= WORK TO BE COMPLETED =
Pick out each line of the records that includes the string "врачей", and copy it.

-- TASK INPUT start --

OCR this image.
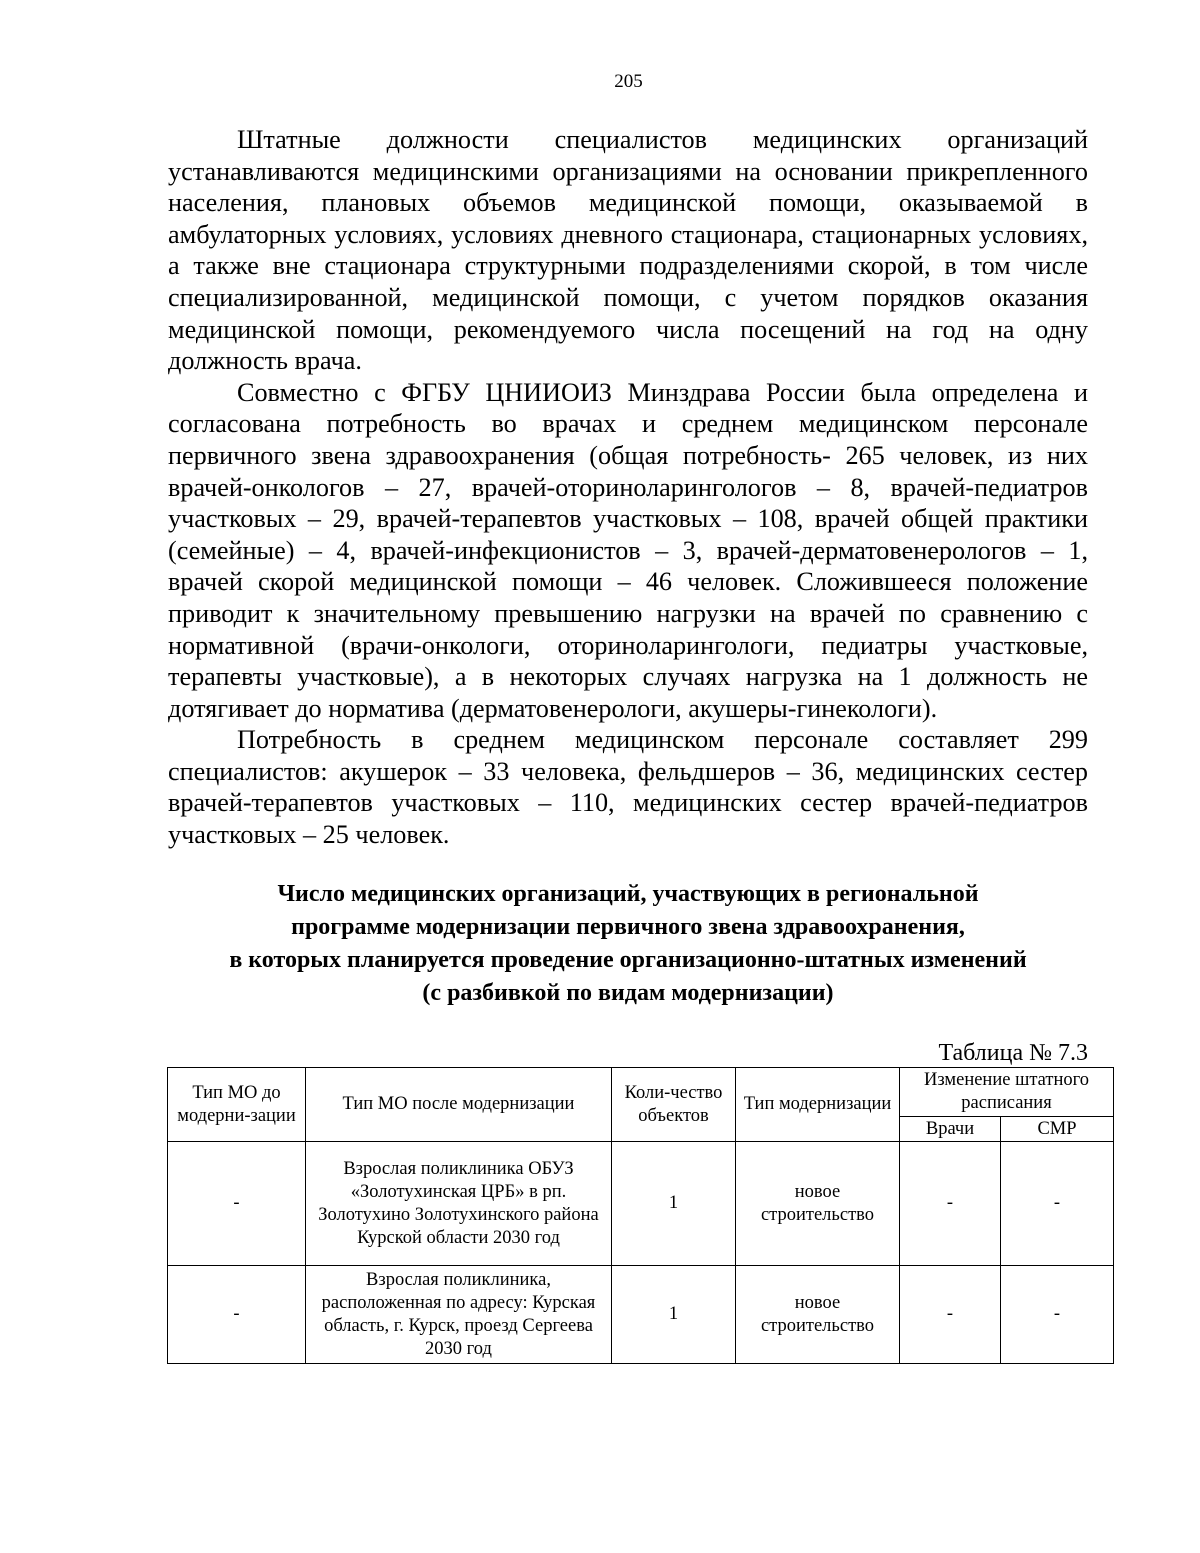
205

Штатные должности специалистов медицинских организаций устанавливаются медицинскими организациями на основании прикрепленного населения, плановых объемов медицинской помощи, оказываемой в амбулаторных условиях, условиях дневного стационара, стационарных условиях, а также вне стационара структурными подразделениями скорой, в том числе специализированной, медицинской помощи, с учетом порядков оказания медицинской помощи, рекомендуемого числа посещений на год на одну должность врача.

Совместно с ФГБУ ЦНИИОИЗ Минздрава России была определена и согласована потребность во врачах и среднем медицинском персонале первичного звена здравоохранения (общая потребность- 265 человек, из них врачей-онкологов – 27, врачей-оториноларингологов – 8, врачей-педиатров участковых – 29, врачей-терапевтов участковых – 108, врачей общей практики (семейные) – 4, врачей-инфекционистов – 3, врачей-дерматовенерологов – 1, врачей скорой медицинской помощи – 46 человек. Сложившееся положение приводит к значительному превышению нагрузки на врачей по сравнению с нормативной (врачи-онкологи, оториноларингологи, педиатры участковые, терапевты участковые), а в некоторых случаях нагрузка на 1 должность не дотягивает до норматива (дерматовенерологи, акушеры-гинекологи).

Потребность в среднем медицинском персонале составляет 299 специалистов: акушерок – 33 человека, фельдшеров – 36, медицинских сестер врачей-терапевтов участковых – 110, медицинских сестер врачей-педиатров участковых – 25 человек.

Число медицинских организаций, участвующих в региональной
программе модернизации первичного звена здравоохранения,
в которых планируется проведение организационно-штатных изменений
(с разбивкой по видам модернизации)
Таблица № 7.3
Тип МО до модерни-зации	Тип МО после модернизации	Коли-чество объектов	Тип модернизации	Изменение штатного расписания	
				Врачи	СМР
-	Взрослая поликлиника ОБУЗ «Золотухинская ЦРБ» в рп. Золотухино Золотухинского района Курской области 2030 год	1	новое строительство	-	-
-	Взрослая поликлиника, расположенная по адресу: Курская область, г. Курск, проезд Сергеева 2030 год	1	новое строительство	-	-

-- TASK INPUT end --

= TASK OUTPUT =
Совместно с ФГБУ ЦНИИОИЗ Минздрава России была определена и согласована потребность во врачах и среднем медицинском персонале первичного звена здравоохранения (общая потребность- 265 человек, из них врачей-онкологов – 27, врачей-оториноларингологов – 8, врачей-педиатров участковых – 29, врачей-терапевтов участковых – 108, врачей общей практики (семейные) – 4, врачей-инфекционистов – 3, врачей-дерматовенерологов – 1, врачей скорой медицинской помощи – 46 человек. Сложившееся положение приводит к значительному превышению нагрузки на врачей по сравнению с нормативной (врачи-онкологи, оториноларингологи, педиатры участковые, терапевты участковые), а в некоторых случаях нагрузка на 1 должность не дотягивает до норматива (дерматовенерологи, акушеры-гинекологи).
Потребность в среднем медицинском персонале составляет 299 специалистов: акушерок – 33 человека, фельдшеров – 36, медицинских сестер врачей-терапевтов участковых – 110, медицинских сестер врачей-педиатров участковых – 25 человек.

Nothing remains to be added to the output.